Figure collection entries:
────────────────
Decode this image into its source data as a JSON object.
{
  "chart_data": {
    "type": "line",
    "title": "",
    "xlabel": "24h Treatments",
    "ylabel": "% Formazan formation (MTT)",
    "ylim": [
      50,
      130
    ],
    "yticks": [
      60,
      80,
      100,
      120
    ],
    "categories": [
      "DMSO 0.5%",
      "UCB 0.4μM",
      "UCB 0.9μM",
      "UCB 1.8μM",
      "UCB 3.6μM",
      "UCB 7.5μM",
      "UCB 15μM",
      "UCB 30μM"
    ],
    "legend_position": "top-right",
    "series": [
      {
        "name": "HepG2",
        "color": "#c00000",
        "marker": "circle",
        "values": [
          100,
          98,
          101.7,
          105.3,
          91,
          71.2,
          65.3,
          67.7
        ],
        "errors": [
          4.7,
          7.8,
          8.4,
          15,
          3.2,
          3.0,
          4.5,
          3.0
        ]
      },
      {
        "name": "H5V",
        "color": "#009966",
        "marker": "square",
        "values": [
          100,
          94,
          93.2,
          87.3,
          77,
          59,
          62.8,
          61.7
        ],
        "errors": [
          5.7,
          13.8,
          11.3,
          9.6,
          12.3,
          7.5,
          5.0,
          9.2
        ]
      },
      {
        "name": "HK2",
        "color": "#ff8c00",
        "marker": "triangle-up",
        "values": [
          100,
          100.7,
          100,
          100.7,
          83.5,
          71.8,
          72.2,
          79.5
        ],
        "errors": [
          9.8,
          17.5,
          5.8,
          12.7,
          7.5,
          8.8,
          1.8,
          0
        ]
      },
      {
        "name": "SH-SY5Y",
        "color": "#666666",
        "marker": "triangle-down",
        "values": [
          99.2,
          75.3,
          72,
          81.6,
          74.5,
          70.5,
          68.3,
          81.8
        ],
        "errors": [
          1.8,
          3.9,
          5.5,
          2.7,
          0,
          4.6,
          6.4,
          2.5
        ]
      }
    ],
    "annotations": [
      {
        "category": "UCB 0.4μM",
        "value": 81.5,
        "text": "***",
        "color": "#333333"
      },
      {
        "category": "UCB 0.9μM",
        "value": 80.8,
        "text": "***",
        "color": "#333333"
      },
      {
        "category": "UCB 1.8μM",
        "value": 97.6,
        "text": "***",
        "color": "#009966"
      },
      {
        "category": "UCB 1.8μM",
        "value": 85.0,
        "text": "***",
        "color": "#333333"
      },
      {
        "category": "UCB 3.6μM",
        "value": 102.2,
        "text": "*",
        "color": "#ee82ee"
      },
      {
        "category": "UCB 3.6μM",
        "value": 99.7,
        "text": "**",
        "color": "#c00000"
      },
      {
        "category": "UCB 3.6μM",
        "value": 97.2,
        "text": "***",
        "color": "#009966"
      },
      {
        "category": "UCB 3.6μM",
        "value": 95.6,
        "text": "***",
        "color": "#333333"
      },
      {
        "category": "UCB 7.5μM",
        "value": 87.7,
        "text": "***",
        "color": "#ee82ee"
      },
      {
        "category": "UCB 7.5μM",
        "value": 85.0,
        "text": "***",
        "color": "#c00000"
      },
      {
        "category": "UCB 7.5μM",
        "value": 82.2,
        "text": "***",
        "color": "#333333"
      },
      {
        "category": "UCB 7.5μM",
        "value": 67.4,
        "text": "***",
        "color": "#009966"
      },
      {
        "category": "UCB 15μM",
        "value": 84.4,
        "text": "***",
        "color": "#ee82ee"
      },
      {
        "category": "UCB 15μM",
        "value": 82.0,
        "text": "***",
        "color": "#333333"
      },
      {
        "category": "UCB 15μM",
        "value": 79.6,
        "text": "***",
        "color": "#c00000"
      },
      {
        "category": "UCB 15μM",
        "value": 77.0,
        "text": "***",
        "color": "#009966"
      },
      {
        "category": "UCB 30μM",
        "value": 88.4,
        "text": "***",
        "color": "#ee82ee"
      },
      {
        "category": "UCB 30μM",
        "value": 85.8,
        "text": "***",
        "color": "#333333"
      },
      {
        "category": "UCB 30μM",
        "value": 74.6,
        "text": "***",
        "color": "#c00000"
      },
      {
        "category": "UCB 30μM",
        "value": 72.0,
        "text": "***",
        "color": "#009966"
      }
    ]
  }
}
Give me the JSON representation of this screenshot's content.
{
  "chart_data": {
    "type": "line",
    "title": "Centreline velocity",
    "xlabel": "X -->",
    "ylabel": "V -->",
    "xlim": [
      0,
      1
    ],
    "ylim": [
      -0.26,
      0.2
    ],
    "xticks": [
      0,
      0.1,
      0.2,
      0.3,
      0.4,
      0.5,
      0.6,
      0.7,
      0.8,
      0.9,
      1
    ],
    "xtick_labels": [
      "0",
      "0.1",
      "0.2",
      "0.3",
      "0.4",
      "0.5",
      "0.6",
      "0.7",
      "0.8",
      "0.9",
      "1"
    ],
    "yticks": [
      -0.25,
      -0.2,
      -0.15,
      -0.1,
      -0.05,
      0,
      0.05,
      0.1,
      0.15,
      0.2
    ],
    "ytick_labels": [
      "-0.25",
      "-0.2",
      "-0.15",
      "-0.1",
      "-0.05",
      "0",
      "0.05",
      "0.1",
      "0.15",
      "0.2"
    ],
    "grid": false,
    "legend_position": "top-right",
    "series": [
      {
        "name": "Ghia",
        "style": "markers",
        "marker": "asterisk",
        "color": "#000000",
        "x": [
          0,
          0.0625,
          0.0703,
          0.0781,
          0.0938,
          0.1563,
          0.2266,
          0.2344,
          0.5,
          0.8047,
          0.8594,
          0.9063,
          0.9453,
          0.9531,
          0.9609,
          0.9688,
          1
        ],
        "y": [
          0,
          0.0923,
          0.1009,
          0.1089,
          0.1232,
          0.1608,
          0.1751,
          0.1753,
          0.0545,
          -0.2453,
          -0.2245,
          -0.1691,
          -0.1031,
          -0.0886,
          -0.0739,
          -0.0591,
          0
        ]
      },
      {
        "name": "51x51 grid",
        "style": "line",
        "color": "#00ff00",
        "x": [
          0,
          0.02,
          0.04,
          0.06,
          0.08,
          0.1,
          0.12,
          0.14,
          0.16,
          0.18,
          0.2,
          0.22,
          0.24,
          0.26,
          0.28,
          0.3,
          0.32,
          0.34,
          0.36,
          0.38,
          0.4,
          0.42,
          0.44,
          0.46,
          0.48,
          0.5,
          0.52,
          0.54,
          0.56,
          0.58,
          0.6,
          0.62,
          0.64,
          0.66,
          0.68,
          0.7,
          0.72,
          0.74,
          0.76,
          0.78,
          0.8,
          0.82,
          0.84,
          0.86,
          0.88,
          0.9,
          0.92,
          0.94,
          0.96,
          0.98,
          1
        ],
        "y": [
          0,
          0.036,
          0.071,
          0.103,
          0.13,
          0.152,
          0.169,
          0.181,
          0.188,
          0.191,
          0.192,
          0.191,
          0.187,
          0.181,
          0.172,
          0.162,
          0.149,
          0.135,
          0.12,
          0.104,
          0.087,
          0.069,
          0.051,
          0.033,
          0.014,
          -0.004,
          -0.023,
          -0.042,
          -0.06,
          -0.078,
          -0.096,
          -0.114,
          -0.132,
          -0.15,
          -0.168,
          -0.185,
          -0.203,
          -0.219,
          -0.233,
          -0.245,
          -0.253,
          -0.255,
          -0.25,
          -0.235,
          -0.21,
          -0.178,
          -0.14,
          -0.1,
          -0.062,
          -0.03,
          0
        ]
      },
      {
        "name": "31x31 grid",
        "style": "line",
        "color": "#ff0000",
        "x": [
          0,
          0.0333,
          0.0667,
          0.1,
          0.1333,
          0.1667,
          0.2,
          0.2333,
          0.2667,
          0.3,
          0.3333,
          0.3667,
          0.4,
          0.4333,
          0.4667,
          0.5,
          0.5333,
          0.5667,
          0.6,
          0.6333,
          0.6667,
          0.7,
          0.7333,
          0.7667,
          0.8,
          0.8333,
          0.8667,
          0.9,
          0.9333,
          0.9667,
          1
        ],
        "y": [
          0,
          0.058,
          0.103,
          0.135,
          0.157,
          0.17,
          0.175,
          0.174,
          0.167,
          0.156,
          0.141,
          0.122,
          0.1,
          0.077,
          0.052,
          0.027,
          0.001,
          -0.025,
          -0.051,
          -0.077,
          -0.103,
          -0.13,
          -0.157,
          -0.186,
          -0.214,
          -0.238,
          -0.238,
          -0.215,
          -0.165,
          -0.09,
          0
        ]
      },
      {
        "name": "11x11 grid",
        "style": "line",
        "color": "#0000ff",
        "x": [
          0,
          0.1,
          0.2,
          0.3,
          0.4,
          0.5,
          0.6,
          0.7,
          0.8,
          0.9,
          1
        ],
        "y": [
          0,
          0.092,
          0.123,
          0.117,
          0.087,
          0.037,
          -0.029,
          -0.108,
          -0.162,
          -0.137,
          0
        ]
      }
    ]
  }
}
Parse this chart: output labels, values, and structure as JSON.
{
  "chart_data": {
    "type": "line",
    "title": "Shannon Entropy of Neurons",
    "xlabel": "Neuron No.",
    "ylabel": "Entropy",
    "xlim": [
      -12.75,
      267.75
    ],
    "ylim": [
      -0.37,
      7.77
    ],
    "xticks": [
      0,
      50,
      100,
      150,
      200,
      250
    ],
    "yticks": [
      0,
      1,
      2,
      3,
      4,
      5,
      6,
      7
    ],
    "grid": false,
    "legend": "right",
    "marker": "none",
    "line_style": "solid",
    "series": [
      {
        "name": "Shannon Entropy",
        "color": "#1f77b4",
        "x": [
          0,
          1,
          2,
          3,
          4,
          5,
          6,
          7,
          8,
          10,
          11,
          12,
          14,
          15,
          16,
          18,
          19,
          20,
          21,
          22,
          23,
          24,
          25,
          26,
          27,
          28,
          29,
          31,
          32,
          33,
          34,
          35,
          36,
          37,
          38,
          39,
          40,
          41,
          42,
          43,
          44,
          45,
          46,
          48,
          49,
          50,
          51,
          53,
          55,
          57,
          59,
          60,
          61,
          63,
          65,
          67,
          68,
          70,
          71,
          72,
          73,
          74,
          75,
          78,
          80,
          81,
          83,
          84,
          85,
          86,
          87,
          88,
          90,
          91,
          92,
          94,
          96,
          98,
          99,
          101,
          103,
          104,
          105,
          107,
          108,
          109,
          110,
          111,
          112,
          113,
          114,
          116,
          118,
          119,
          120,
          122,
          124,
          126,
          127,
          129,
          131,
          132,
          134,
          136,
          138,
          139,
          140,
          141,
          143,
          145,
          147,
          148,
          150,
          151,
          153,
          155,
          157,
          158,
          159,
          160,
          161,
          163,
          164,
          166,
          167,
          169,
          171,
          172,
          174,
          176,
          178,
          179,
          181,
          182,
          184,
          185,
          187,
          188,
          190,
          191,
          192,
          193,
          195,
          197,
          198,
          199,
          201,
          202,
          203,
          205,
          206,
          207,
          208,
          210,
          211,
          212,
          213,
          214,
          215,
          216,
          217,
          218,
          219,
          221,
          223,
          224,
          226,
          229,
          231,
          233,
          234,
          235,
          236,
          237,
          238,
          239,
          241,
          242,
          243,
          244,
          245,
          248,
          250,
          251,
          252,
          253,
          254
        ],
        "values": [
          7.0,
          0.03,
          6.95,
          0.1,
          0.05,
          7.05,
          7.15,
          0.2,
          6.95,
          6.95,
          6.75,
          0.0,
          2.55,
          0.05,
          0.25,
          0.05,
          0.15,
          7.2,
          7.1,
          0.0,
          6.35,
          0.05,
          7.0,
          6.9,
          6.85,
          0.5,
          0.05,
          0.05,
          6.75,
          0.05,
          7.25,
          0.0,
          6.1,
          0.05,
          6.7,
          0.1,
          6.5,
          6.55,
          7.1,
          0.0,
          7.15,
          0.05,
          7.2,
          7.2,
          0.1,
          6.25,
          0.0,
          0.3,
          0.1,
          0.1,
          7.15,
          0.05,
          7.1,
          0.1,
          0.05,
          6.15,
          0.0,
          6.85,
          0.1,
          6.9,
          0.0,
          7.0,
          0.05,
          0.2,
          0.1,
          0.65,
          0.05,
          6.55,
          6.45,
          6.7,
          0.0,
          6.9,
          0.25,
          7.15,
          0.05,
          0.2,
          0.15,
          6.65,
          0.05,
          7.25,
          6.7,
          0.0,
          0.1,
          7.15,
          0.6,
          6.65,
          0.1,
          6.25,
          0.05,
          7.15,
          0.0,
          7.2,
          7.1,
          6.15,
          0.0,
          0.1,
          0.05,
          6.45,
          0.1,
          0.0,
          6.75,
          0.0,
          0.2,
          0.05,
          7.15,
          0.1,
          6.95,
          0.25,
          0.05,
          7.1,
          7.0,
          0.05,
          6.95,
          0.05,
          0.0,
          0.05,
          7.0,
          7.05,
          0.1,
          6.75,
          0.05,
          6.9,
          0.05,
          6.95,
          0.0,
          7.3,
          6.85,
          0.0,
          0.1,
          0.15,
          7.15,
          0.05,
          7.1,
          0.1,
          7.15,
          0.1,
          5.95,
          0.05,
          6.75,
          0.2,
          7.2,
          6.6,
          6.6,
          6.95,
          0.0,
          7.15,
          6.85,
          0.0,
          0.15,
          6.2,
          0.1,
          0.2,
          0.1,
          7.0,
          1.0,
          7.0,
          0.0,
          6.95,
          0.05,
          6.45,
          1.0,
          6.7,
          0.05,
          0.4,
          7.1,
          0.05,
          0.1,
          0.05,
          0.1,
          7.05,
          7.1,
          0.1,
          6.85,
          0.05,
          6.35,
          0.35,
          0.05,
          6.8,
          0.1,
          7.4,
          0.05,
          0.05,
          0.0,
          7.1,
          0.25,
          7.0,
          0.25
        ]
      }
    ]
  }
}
────────────────
SET EXERCISE:
How many lines of the entries above hold the string "name"? Reply with the number alone.

REPLY:
9